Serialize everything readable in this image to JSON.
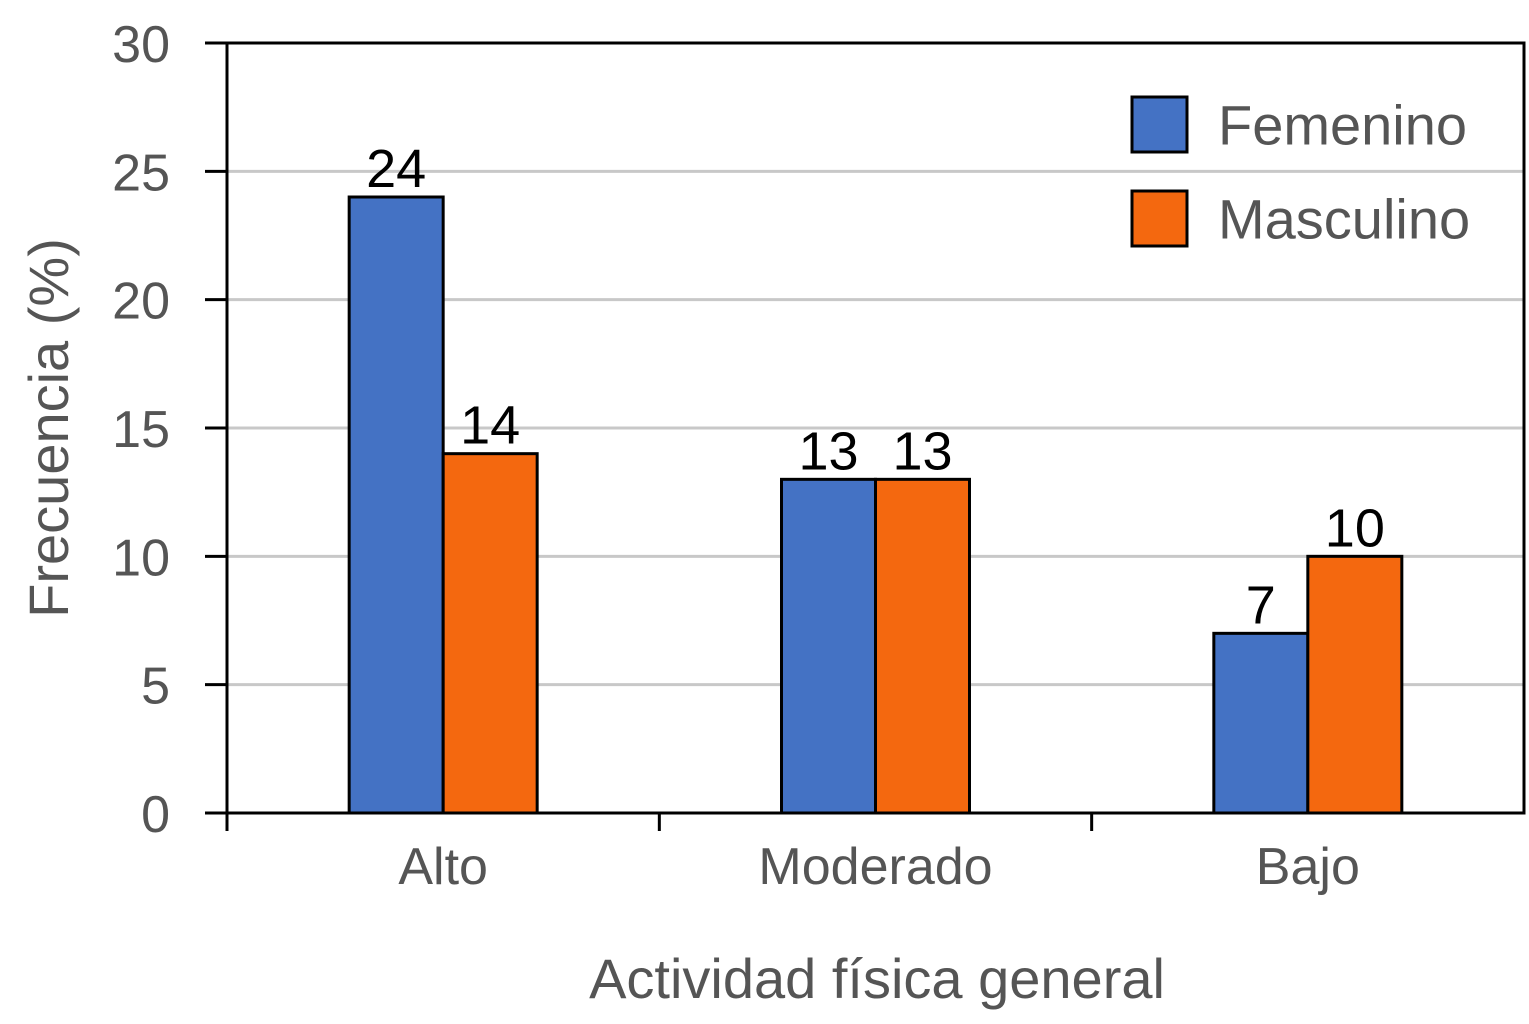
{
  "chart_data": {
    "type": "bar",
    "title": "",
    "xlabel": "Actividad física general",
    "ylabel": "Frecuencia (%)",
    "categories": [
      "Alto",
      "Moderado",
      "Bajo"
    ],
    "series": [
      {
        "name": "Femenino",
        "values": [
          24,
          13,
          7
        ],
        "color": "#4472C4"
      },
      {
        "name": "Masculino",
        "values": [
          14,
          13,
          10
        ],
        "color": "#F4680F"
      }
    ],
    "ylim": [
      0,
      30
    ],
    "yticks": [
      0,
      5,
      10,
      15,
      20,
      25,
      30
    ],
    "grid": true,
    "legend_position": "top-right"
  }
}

== == ==

• **The problem**
All records above are to be printed exactly, minus the pictures they contain.

• **Task response**
Serialize everything readable in this image to JSON.
{
  "chart_data": {
    "type": "bar",
    "title": "",
    "xlabel": "Actividad física general",
    "ylabel": "Frecuencia (%)",
    "categories": [
      "Alto",
      "Moderado",
      "Bajo"
    ],
    "series": [
      {
        "name": "Femenino",
        "values": [
          24,
          13,
          7
        ],
        "color": "#4472C4"
      },
      {
        "name": "Masculino",
        "values": [
          14,
          13,
          10
        ],
        "color": "#F4680F"
      }
    ],
    "ylim": [
      0,
      30
    ],
    "yticks": [
      0,
      5,
      10,
      15,
      20,
      25,
      30
    ],
    "grid": true,
    "legend_position": "top-right"
  }
}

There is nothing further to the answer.